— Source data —
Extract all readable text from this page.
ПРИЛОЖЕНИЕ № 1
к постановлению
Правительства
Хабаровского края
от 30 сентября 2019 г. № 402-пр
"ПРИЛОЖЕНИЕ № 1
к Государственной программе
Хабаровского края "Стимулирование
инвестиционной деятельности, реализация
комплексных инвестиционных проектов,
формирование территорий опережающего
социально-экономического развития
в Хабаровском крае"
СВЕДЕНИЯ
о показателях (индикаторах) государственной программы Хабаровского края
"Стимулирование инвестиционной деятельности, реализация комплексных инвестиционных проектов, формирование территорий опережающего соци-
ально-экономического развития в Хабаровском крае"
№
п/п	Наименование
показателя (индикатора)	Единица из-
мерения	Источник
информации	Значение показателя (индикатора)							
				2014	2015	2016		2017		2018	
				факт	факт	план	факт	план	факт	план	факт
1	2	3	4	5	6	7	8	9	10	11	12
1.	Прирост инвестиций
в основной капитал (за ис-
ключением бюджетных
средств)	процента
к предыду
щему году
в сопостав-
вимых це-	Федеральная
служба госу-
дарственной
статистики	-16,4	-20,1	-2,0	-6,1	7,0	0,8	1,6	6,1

— EXERCISE GOAL —
Return every line of the material exactly.

— CORRECT RESULT —
Extract all readable text from this page.
ПРИЛОЖЕНИЕ № 1
к постановлению
Правительства
Хабаровского края
от 30 сентября 2019 г. № 402-пр
"ПРИЛОЖЕНИЕ № 1
к Государственной программе
Хабаровского края "Стимулирование
инвестиционной деятельности, реализация
комплексных инвестиционных проектов,
формирование территорий опережающего
социально-экономического развития
в Хабаровском крае"
СВЕДЕНИЯ
о показателях (индикаторах) государственной программы Хабаровского края
"Стимулирование инвестиционной деятельности, реализация комплексных инвестиционных проектов, формирование территорий опережающего соци-
ально-экономического развития в Хабаровском крае"
№
п/п	Наименование
показателя (индикатора)	Единица из-
мерения	Источник
информации	Значение показателя (индикатора)							
				2014	2015	2016		2017		2018	
				факт	факт	план	факт	план	факт	план	факт
1	2	3	4	5	6	7	8	9	10	11	12
1.	Прирост инвестиций
в основной капитал (за ис-
ключением бюджетных
средств)	процента
к предыду
щему году
в сопостав-
вимых це-	Федеральная
служба госу-
дарственной
статистики	-16,4	-20,1	-2,0	-6,1	7,0	0,8	1,6	6,1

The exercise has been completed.